» TASK GOAL
Write out the full set of records exactly. Any pictures in them do not belong in the copy.

» ITEMS
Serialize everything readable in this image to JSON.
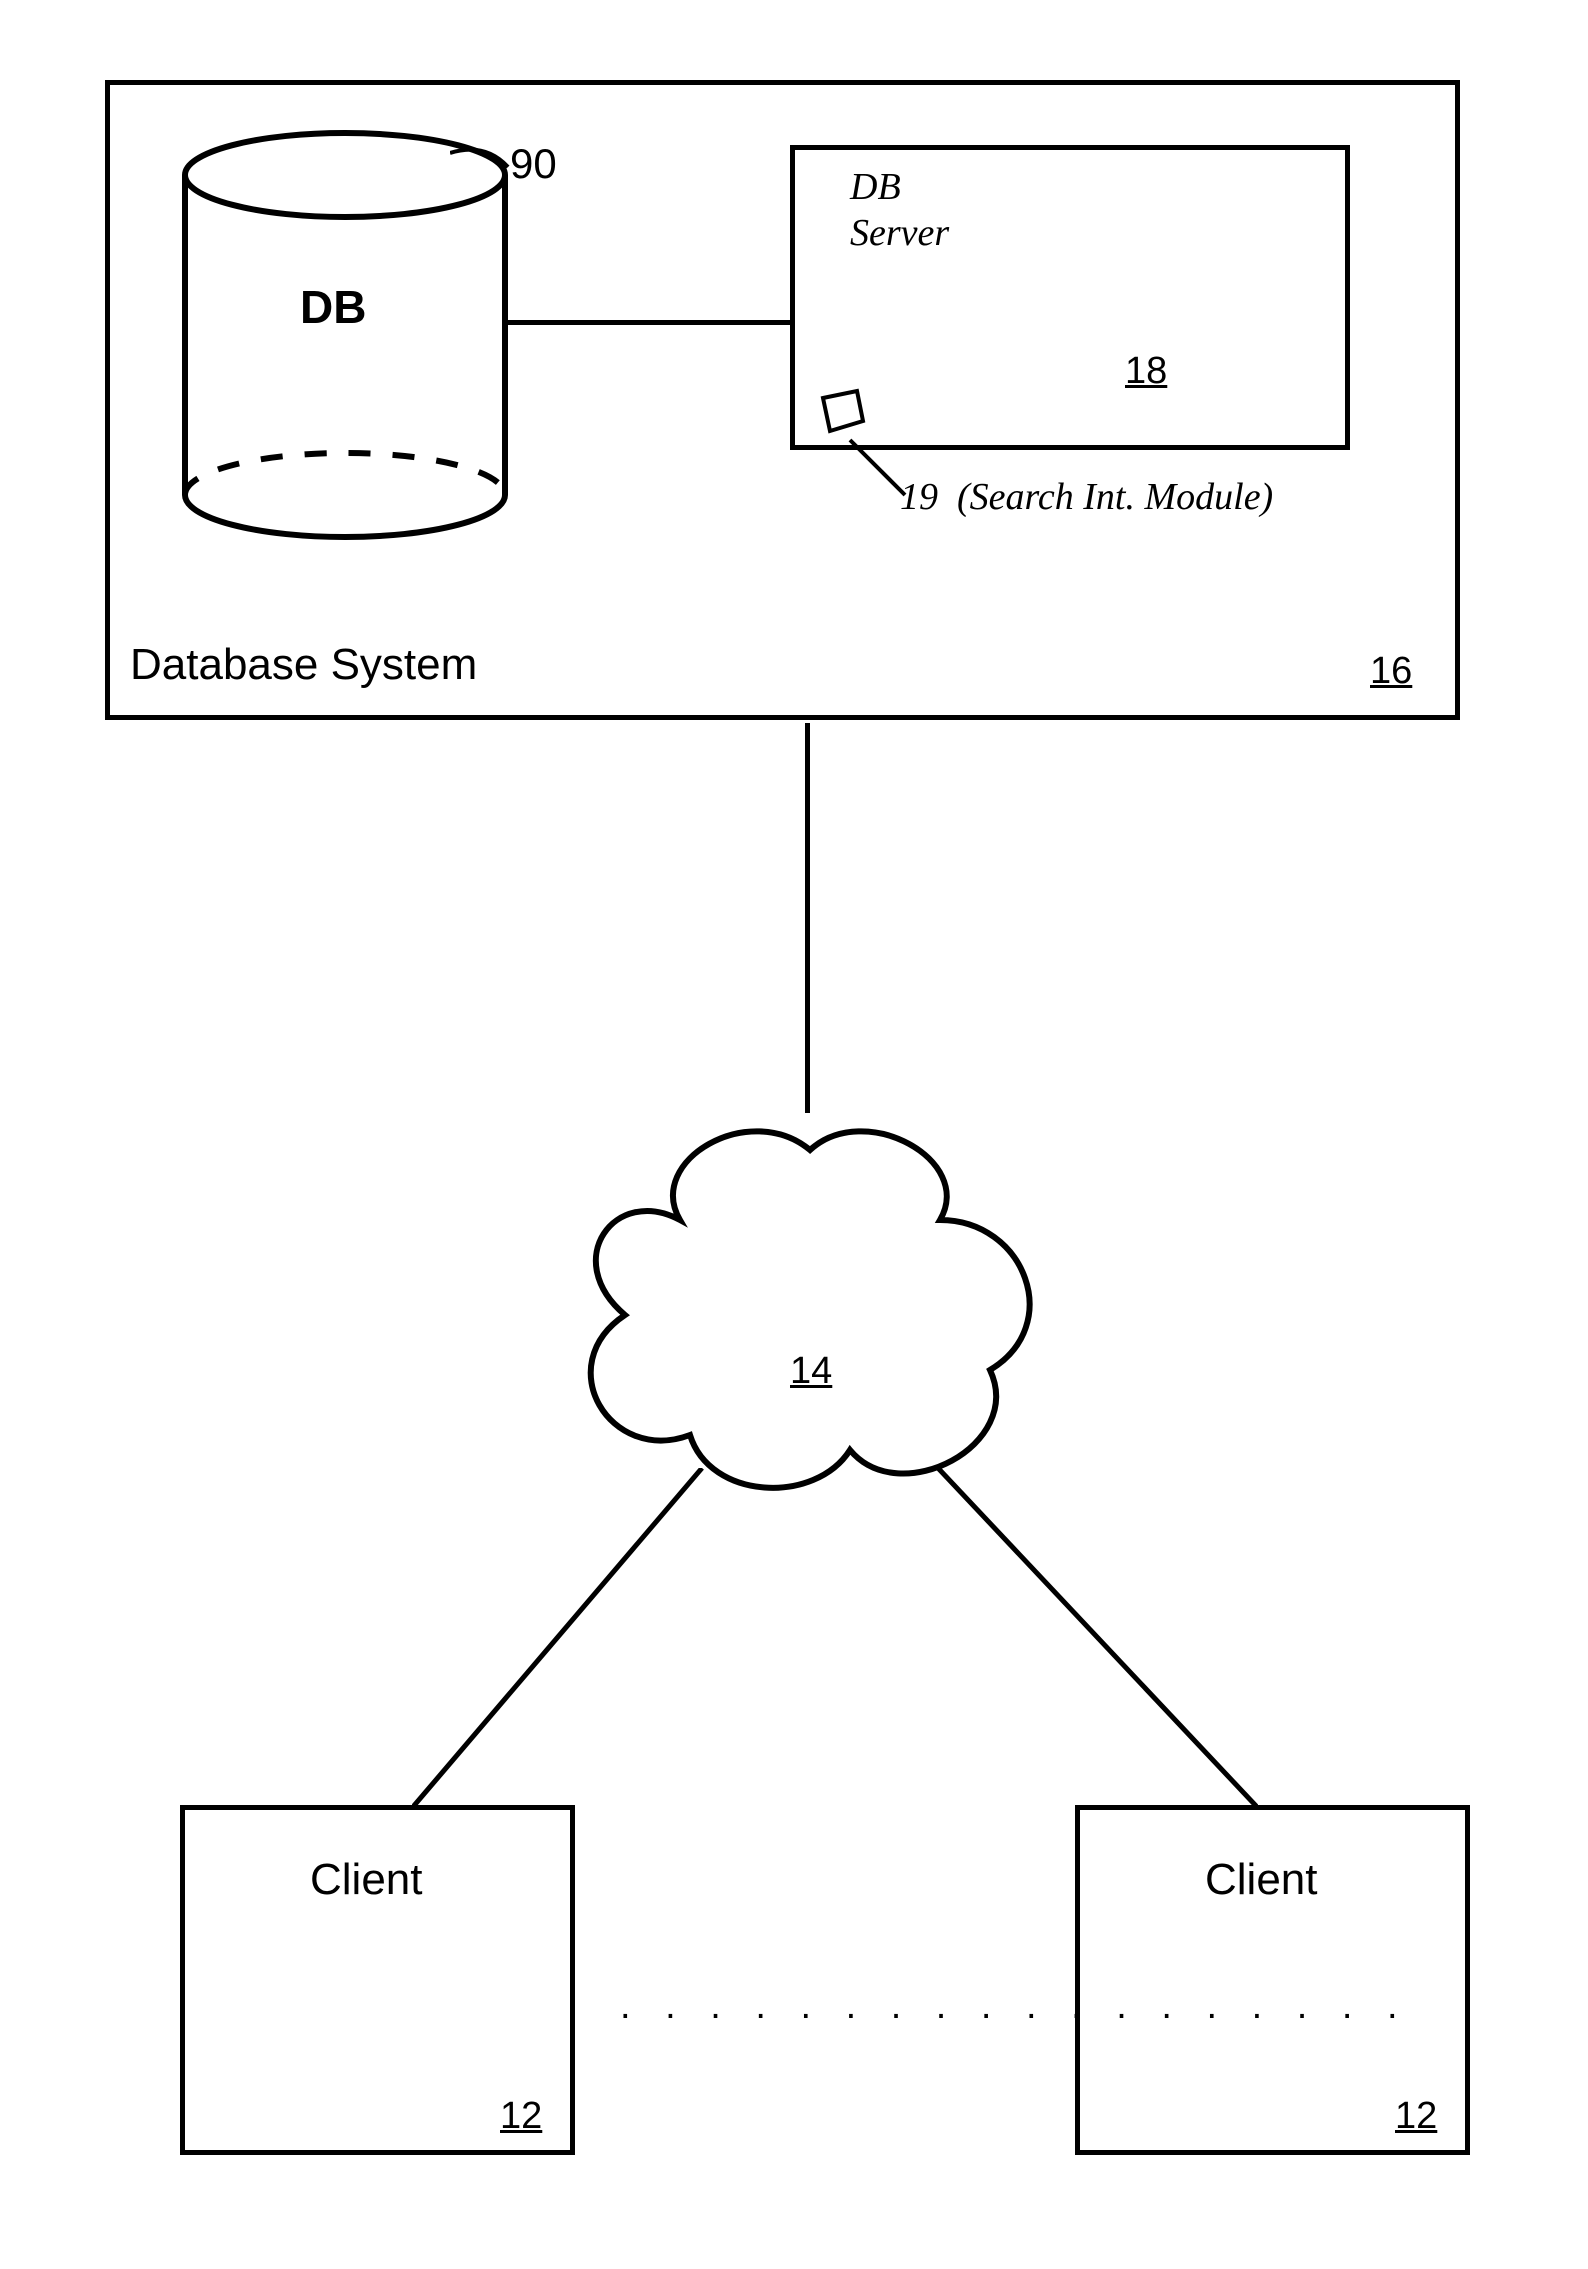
{
  "system": {
    "title": "Database System",
    "ref": "16",
    "db": {
      "label": "DB",
      "ref": "90"
    },
    "server": {
      "label_line1": "DB",
      "label_line2": "Server",
      "ref": "18",
      "module": {
        "ref": "19",
        "description": "(Search Int. Module)"
      }
    }
  },
  "network": {
    "ref": "14"
  },
  "clients": {
    "label": "Client",
    "ref": "12",
    "ellipsis": ". . . . . . . . . . . . . . . . . ."
  }
}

» EXERCISE RESPONSE
Serialize everything readable in this image to JSON.
{
  "system": {
    "title": "Database System",
    "ref": "16",
    "db": {
      "label": "DB",
      "ref": "90"
    },
    "server": {
      "label_line1": "DB",
      "label_line2": "Server",
      "ref": "18",
      "module": {
        "ref": "19",
        "description": "(Search Int. Module)"
      }
    }
  },
  "network": {
    "ref": "14"
  },
  "clients": {
    "label": "Client",
    "ref": "12",
    "ellipsis": ". . . . . . . . . . . . . . . . . ."
  }
}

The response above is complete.